Lines containing the string "Outliers" are to be counted; report only how many there are.

** BEGIN **

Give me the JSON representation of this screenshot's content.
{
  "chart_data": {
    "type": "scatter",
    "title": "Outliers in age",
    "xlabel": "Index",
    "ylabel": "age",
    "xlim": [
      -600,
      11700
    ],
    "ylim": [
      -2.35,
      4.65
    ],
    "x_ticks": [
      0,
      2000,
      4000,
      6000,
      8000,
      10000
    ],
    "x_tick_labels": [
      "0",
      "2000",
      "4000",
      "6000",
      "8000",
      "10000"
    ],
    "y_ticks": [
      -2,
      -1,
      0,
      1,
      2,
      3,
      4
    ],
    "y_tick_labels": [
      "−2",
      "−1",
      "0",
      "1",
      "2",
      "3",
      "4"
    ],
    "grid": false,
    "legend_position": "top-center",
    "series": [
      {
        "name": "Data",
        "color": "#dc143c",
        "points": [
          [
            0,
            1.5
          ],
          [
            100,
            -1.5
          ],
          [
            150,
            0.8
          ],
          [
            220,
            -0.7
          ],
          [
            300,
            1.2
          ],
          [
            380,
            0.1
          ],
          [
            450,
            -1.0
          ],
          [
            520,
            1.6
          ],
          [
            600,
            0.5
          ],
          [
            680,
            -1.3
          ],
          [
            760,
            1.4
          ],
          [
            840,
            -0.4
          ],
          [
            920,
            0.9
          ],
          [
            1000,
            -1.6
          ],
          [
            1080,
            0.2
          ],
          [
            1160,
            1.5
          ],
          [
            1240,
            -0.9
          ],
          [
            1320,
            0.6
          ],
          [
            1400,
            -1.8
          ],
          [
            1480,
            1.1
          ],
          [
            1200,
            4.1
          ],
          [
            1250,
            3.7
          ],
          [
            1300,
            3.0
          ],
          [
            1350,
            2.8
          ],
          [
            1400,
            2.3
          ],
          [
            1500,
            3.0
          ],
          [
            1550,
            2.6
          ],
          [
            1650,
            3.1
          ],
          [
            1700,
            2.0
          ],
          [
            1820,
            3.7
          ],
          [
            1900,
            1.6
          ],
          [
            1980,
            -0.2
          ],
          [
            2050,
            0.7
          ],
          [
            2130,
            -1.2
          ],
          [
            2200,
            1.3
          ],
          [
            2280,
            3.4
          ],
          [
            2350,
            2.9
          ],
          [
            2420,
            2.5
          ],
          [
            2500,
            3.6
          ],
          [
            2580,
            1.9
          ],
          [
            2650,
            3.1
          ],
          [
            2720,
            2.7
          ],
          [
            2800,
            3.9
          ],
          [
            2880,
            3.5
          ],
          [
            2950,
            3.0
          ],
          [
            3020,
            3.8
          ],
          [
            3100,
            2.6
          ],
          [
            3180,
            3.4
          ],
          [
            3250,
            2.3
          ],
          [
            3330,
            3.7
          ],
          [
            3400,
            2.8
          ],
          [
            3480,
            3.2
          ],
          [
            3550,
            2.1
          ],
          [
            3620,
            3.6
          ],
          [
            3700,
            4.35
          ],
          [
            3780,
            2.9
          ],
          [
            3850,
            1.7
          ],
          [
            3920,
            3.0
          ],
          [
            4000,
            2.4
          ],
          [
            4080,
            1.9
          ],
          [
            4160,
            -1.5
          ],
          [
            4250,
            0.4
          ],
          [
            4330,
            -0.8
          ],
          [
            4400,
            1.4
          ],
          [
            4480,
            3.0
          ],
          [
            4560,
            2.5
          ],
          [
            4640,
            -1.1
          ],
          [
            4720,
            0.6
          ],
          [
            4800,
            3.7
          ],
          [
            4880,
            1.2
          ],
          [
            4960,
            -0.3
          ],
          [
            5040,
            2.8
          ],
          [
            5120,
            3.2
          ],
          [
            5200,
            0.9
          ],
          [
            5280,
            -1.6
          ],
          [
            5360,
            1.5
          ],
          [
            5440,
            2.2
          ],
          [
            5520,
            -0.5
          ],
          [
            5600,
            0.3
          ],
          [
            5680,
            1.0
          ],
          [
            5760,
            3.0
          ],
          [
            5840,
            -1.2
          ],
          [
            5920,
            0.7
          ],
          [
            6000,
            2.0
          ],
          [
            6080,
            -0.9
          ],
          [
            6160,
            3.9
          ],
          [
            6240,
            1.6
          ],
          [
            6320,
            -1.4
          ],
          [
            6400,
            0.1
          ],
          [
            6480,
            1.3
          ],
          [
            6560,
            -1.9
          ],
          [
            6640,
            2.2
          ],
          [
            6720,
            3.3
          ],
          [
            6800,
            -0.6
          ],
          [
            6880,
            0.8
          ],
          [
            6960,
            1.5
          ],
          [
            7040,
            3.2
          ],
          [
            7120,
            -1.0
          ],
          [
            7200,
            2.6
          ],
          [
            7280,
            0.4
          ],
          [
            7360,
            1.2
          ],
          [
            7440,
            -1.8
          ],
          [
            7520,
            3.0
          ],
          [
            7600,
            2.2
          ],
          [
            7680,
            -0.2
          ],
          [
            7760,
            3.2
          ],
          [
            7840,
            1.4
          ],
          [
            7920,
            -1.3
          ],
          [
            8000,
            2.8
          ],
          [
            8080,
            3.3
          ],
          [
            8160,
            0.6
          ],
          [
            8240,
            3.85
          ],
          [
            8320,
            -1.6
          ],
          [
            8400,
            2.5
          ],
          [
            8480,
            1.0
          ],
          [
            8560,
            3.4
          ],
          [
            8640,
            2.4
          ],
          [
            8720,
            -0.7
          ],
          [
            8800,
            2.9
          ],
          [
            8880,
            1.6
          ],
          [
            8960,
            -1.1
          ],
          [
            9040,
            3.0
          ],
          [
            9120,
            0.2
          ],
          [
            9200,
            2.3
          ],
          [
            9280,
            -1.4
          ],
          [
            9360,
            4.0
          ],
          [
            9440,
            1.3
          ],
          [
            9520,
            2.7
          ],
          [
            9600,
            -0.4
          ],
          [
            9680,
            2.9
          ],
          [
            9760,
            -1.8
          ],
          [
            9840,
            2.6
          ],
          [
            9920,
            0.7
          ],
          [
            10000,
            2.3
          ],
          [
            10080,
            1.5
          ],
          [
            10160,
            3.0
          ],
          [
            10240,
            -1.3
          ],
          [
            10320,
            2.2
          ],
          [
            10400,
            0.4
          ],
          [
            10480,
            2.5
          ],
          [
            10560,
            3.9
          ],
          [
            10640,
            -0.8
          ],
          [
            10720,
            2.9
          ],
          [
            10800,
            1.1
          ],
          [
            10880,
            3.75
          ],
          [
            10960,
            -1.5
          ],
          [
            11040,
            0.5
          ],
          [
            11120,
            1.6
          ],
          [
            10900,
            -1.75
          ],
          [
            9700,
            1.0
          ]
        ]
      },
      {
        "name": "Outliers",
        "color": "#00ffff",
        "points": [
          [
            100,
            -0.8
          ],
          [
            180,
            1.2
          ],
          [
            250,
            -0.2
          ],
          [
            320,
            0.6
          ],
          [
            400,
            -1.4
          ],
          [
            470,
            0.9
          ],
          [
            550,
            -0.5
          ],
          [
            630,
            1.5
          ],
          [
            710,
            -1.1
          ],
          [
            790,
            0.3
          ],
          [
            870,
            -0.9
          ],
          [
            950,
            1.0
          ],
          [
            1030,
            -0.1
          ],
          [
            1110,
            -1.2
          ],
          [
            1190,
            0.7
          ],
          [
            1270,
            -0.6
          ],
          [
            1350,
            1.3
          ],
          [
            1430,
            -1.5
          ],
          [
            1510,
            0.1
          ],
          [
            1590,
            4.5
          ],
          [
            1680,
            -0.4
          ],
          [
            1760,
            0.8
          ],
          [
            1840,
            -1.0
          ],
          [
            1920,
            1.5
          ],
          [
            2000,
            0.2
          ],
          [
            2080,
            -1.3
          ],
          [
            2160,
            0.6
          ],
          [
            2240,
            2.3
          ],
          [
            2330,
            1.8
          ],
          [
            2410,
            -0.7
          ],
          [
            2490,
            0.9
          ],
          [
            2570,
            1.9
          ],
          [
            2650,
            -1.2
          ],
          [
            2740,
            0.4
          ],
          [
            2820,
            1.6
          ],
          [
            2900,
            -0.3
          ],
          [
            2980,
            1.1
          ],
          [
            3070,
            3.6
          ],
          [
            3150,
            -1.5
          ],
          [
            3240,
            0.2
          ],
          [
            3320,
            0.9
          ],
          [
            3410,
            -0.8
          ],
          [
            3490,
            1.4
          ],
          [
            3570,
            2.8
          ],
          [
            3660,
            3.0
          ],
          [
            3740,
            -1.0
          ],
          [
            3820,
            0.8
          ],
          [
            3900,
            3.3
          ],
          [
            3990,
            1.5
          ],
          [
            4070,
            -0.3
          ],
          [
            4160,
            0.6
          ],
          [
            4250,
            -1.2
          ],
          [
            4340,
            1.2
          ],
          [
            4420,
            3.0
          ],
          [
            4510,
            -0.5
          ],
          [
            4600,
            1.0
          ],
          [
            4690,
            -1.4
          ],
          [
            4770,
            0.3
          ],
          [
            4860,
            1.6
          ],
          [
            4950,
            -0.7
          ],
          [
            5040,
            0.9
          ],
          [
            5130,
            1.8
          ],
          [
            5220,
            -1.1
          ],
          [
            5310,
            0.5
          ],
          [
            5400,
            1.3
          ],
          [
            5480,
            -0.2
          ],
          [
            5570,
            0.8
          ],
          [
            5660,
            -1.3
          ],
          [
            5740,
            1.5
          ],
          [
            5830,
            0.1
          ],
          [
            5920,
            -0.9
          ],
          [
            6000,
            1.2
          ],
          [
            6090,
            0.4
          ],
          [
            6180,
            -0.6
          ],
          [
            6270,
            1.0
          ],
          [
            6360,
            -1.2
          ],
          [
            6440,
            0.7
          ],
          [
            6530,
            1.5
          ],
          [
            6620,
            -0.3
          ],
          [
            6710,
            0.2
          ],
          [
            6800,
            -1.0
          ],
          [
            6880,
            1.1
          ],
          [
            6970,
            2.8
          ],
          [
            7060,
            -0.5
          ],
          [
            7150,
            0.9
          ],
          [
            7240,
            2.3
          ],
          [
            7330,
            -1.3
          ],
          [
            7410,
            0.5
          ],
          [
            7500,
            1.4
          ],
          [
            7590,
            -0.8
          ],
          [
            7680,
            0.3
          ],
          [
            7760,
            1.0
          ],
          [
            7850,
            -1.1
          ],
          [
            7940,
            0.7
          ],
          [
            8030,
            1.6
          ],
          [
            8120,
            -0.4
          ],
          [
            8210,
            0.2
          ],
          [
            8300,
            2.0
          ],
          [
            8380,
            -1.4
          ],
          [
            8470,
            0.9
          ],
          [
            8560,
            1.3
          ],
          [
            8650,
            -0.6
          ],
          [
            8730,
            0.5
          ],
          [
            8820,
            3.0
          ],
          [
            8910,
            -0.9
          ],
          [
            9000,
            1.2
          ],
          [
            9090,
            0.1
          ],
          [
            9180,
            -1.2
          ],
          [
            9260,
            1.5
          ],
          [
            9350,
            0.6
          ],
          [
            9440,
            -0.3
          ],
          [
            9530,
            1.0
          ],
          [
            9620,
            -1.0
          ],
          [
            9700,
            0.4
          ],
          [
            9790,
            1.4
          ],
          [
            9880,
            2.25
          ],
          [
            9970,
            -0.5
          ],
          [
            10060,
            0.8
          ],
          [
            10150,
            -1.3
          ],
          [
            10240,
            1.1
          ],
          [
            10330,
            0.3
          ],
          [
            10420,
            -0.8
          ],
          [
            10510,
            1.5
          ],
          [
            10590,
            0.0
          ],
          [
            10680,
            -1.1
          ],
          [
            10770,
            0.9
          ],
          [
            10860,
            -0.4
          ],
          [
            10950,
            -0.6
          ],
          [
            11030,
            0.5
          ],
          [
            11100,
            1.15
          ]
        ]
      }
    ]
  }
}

** END **

*The solution*:
2